# [Material supplied]

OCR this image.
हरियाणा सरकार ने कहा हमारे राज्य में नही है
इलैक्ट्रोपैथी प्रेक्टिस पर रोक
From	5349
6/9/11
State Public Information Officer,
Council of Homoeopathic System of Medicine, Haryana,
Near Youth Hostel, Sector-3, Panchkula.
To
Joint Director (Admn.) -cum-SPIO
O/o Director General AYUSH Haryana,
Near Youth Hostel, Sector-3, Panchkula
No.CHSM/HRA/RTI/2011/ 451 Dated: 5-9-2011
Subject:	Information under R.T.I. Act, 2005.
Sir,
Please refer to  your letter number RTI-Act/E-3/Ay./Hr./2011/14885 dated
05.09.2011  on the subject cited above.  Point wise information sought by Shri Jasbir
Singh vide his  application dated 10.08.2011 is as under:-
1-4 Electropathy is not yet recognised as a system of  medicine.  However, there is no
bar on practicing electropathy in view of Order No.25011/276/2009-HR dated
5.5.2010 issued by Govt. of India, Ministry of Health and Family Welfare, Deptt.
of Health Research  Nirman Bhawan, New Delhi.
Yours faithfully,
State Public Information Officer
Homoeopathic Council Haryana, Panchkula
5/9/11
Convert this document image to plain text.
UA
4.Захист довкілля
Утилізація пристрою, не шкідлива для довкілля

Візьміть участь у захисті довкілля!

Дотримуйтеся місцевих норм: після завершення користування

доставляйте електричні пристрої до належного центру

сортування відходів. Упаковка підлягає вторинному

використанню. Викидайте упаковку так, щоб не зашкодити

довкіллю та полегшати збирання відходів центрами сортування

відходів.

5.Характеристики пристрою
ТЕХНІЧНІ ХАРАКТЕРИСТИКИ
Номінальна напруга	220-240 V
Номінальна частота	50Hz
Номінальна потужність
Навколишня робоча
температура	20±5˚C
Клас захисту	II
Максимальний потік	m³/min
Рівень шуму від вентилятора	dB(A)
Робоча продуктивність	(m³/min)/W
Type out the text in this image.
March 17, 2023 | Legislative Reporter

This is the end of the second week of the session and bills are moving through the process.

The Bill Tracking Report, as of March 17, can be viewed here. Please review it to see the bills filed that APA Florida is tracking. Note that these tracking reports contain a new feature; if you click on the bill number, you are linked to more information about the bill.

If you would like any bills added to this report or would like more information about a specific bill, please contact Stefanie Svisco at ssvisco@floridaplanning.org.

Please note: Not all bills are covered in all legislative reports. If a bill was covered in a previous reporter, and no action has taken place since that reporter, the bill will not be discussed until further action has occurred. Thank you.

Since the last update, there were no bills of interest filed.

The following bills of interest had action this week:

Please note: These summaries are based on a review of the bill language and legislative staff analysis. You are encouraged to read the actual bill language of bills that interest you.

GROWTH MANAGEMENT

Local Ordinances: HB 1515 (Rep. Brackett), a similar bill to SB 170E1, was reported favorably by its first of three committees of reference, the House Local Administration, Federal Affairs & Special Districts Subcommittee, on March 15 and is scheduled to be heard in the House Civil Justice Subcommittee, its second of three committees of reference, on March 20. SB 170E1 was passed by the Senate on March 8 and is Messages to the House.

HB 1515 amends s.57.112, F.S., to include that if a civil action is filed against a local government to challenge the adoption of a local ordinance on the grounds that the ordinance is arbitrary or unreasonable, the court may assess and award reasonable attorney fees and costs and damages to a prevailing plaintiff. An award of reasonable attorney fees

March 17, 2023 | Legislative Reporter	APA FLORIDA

# [Task brief]
Scan the lines for the string "there". Pick out every line that has it.

# [Result of the exercise]
1-4 Electropathy is not yet recognised as a system of  medicine.  However, there is no
Since the last update, there were no bills of interest filed.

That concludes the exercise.